• [Given request]: Using the entries that follow, collect the lines where the word "Werbung" appears.

(Dataset entries)
---*---
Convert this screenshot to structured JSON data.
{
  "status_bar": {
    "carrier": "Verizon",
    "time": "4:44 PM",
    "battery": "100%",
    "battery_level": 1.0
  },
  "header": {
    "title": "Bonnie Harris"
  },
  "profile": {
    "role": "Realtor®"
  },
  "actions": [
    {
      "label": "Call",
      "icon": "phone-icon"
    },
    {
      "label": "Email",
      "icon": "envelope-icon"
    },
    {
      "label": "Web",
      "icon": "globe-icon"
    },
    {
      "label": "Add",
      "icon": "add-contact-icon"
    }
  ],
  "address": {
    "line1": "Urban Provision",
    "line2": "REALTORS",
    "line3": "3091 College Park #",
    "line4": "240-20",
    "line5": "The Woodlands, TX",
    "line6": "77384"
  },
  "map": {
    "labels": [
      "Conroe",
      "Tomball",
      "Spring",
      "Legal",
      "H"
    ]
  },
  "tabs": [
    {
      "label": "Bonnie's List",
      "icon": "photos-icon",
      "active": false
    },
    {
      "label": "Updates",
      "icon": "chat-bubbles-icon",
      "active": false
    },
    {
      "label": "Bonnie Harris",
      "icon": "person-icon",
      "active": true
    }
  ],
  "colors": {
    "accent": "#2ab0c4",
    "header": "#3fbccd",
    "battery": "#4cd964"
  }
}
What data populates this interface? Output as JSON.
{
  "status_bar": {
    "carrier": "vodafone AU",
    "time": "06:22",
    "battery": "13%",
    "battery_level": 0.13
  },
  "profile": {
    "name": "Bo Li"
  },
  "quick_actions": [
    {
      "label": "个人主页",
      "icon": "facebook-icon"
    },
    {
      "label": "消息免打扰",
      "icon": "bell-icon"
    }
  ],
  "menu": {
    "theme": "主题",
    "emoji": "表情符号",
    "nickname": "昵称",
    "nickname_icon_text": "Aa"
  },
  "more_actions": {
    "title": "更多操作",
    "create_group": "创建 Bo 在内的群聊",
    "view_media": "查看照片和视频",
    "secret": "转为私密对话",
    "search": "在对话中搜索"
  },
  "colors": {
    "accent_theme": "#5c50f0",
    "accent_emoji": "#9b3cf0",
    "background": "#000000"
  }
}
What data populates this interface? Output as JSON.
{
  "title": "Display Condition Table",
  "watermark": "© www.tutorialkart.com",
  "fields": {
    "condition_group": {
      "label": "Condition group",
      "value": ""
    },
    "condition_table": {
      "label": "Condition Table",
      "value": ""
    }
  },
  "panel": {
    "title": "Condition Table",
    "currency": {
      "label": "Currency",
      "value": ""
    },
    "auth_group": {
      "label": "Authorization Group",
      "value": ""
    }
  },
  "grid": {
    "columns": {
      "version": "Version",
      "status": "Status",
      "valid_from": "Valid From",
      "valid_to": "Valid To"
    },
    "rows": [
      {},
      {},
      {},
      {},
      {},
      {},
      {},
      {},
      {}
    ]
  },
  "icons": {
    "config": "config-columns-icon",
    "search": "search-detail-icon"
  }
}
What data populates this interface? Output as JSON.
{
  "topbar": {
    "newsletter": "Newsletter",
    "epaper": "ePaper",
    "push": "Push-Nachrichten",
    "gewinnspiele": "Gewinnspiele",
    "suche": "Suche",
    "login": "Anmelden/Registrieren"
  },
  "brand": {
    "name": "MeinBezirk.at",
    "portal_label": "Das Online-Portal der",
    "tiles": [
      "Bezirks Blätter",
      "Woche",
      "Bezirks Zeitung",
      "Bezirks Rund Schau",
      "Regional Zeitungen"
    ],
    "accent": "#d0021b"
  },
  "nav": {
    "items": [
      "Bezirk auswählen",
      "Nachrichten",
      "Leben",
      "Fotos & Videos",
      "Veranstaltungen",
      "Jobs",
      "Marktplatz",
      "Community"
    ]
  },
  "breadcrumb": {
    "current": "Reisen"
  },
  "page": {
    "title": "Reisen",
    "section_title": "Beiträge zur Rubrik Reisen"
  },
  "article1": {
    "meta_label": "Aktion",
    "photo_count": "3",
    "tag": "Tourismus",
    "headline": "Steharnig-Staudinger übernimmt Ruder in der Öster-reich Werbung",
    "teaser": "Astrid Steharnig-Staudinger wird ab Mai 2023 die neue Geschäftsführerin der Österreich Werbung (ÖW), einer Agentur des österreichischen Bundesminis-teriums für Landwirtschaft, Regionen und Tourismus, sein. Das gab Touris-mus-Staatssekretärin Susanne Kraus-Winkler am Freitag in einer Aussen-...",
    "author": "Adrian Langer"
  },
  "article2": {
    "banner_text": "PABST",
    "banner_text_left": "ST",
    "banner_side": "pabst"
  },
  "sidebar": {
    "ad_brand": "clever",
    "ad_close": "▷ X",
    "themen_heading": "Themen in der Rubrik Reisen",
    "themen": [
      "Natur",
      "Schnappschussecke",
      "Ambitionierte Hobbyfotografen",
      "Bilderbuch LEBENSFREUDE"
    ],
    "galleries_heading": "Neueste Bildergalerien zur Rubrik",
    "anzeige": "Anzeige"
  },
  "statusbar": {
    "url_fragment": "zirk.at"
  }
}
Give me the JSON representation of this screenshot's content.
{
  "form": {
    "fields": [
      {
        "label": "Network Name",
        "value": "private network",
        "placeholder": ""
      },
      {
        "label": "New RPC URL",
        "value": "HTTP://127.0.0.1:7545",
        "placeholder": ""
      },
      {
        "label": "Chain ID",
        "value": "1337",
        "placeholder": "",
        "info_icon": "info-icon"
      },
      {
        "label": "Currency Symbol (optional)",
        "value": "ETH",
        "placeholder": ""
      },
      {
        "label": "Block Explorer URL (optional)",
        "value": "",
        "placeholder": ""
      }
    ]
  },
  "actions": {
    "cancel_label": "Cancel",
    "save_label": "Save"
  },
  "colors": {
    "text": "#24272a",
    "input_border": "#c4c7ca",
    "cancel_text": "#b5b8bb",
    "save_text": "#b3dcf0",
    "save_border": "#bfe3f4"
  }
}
---*---
• [Correct result]:
    "headline": "Steharnig-Staudinger übernimmt Ruder in der Öster-reich Werbung",
    "teaser": "Astrid Steharnig-Staudinger wird ab Mai 2023 die neue Geschäftsführerin der Österreich Werbung (ÖW), einer Agentur des österreichischen Bundesminis-teriums für Landwirtschaft, Regionen und Tourismus, sein. Das gab Touris-mus-Staatssekretärin Susanne Kraus-Winkler am Freitag in einer Aussen-...",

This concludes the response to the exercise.